## Page text
Parts of that statement are true, sort of, and parts of that statement are not.  Factcheck.org provides a better answer:

“There are actually 12 different Federal Reserve Banks around the country, and they are owned by big private banks.  But the banks don’t necessarily run the show.  Nationally, the Federal Reserve System is led by a Board of Governors whose seven members are appointed by the president and confirmed by the Senate…  The concept of ‘ownership’ needs some explaining here, however.  The member banks must by law invest 3 percent of their capital as stock in the Reserve Banks, and they cannot sell or trade their stock or even use that stock as collateral to borrow money. They do receive dividends of 6 percent per year from the Reserve Banks and get to elect each Reserve Bank’s board of directors.  The private banks also have a voice in regulating the nation’s money supply and setting targets for short-term interest rates, but it’s a minority voice. Those decisions are made by the Federal Open Market Committee (FOMC), which has a dozen voting members, only five of whom come from the banks. The remaining seven, a voting majority, are the Fed’s Board of Governors who, as mentioned, are appointed by the president.”

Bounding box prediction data
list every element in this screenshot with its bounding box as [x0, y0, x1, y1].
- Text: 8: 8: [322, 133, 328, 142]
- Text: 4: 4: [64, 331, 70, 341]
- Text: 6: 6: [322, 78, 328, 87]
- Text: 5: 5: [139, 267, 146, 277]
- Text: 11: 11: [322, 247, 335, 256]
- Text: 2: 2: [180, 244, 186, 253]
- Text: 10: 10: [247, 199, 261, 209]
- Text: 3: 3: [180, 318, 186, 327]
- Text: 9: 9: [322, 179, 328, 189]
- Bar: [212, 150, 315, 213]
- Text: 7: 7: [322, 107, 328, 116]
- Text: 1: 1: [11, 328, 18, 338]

## Problem description
Please retype the full Federal Reserve ownership passage word for word.

## Solution to this problem
Parts of that statement are true, sort of, and parts of that statement are not.  Factcheck.org provides a better answer:

“There are actually 12 different Federal Reserve Banks around the country, and they are owned by big private banks.  But the banks don’t necessarily run the show.  Nationally, the Federal Reserve System is led by a Board of Governors whose seven members are appointed by the president and confirmed by the Senate…  The concept of ‘ownership’ needs some explaining here, however.  The member banks must by law invest 3 percent of their capital as stock in the Reserve Banks, and they cannot sell or trade their stock or even use that stock as collateral to borrow money. They do receive dividends of 6 percent per year from the Reserve Banks and get to elect each Reserve Bank’s board of directors.  The private banks also have a voice in regulating the nation’s money supply and setting targets for short-term interest rates, but it’s a minority voice. Those decisions are made by the Federal Open Market Committee (FOMC), which has a dozen voting members, only five of whom come from the banks. The remaining seven, a voting majority, are the Fed’s Board of Governors who, as mentioned, are appointed by the president.”